TASK OBJECTIVE – Your task is to output the listing word for word, with pictures excluded.

INPUT DATA –
------

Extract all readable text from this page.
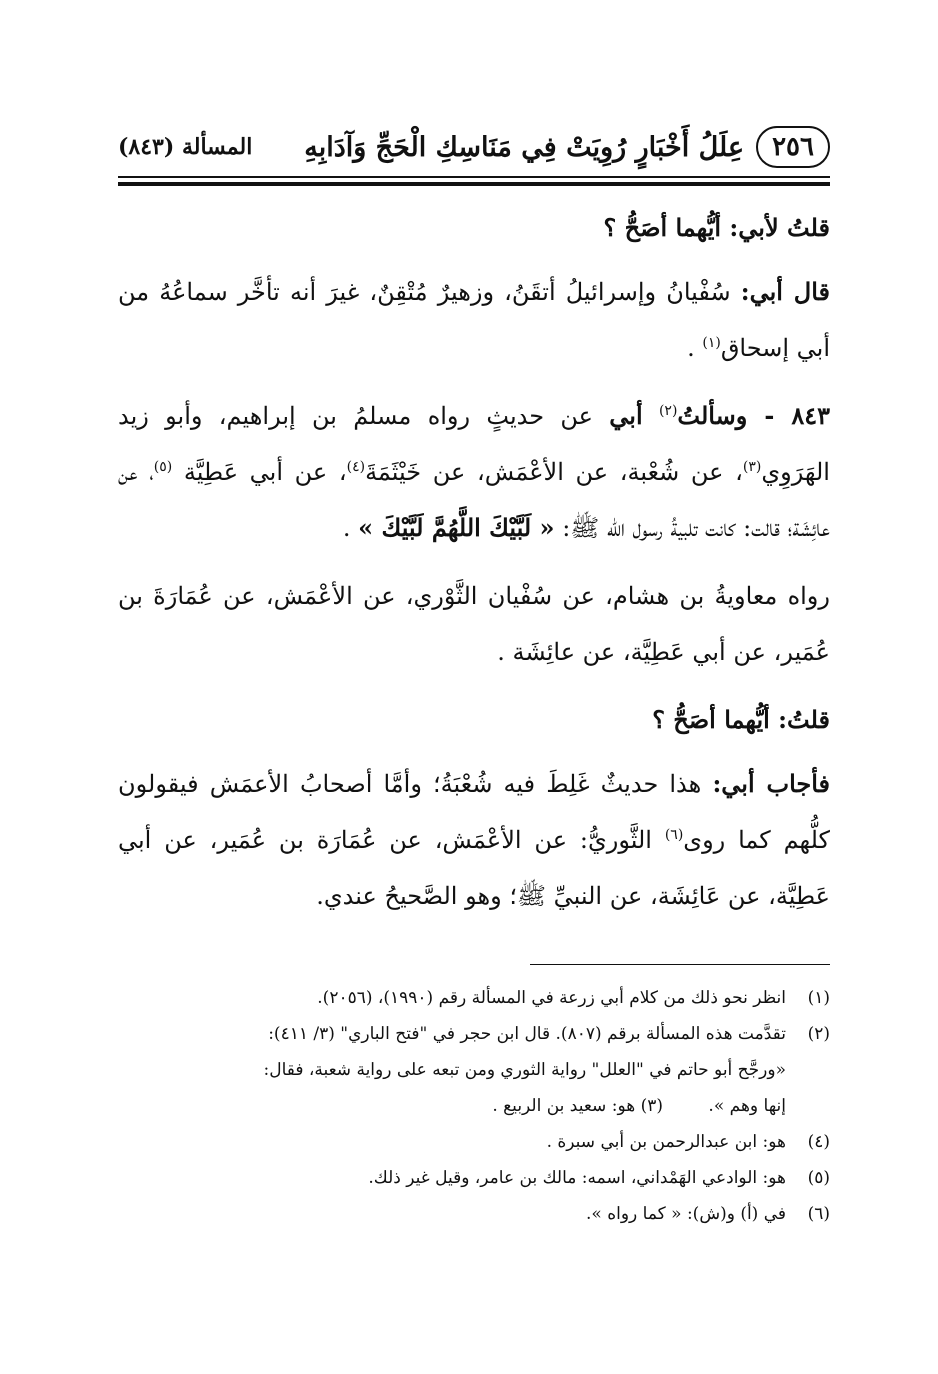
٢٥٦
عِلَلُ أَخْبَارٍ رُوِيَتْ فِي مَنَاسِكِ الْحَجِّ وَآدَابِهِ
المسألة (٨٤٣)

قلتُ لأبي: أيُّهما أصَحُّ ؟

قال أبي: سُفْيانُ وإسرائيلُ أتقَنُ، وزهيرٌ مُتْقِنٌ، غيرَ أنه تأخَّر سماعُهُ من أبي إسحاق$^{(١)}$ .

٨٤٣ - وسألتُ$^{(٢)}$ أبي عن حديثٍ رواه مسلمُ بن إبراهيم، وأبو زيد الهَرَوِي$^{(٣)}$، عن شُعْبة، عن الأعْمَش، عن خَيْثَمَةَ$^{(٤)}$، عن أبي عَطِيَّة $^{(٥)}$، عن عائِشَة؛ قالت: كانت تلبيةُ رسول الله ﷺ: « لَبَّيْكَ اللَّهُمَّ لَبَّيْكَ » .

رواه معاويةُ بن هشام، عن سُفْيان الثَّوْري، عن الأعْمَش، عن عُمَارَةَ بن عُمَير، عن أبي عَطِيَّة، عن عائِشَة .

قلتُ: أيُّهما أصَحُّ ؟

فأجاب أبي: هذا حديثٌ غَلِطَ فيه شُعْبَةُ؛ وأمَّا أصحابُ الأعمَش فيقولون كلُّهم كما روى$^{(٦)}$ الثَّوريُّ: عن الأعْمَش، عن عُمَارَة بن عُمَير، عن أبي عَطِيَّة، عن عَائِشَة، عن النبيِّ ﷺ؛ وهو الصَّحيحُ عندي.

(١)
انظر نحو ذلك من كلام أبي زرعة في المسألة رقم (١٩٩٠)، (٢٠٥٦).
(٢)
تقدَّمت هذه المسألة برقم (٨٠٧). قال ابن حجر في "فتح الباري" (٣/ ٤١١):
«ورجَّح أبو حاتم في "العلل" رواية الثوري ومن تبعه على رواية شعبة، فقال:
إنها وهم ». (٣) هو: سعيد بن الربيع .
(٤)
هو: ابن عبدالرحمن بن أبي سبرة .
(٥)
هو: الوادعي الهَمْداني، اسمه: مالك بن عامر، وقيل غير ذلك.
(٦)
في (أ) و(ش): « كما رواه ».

------

RESULT OF THIS TASK –
Extract all readable text from this page.
٢٥٦
عِلَلُ أَخْبَارٍ رُوِيَتْ فِي مَنَاسِكِ الْحَجِّ وَآدَابِهِ
المسألة (٨٤٣)

قلتُ لأبي: أيُّهما أصَحُّ ؟

قال أبي: سُفْيانُ وإسرائيلُ أتقَنُ، وزهيرٌ مُتْقِنٌ، غيرَ أنه تأخَّر سماعُهُ من أبي إسحاق$^{(١)}$ .

٨٤٣ - وسألتُ$^{(٢)}$ أبي عن حديثٍ رواه مسلمُ بن إبراهيم، وأبو زيد الهَرَوِي$^{(٣)}$، عن شُعْبة، عن الأعْمَش، عن خَيْثَمَةَ$^{(٤)}$، عن أبي عَطِيَّة $^{(٥)}$، عن عائِشَة؛ قالت: كانت تلبيةُ رسول الله ﷺ: « لَبَّيْكَ اللَّهُمَّ لَبَّيْكَ » .

رواه معاويةُ بن هشام، عن سُفْيان الثَّوْري، عن الأعْمَش، عن عُمَارَةَ بن عُمَير، عن أبي عَطِيَّة، عن عائِشَة .

قلتُ: أيُّهما أصَحُّ ؟

فأجاب أبي: هذا حديثٌ غَلِطَ فيه شُعْبَةُ؛ وأمَّا أصحابُ الأعمَش فيقولون كلُّهم كما روى$^{(٦)}$ الثَّوريُّ: عن الأعْمَش، عن عُمَارَة بن عُمَير، عن أبي عَطِيَّة، عن عَائِشَة، عن النبيِّ ﷺ؛ وهو الصَّحيحُ عندي.

(١)
انظر نحو ذلك من كلام أبي زرعة في المسألة رقم (١٩٩٠)، (٢٠٥٦).
(٢)
تقدَّمت هذه المسألة برقم (٨٠٧). قال ابن حجر في "فتح الباري" (٣/ ٤١١):
«ورجَّح أبو حاتم في "العلل" رواية الثوري ومن تبعه على رواية شعبة، فقال:
إنها وهم ». (٣) هو: سعيد بن الربيع .
(٤)
هو: ابن عبدالرحمن بن أبي سبرة .
(٥)
هو: الوادعي الهَمْداني، اسمه: مالك بن عامر، وقيل غير ذلك.
(٦)
في (أ) و(ش): « كما رواه ».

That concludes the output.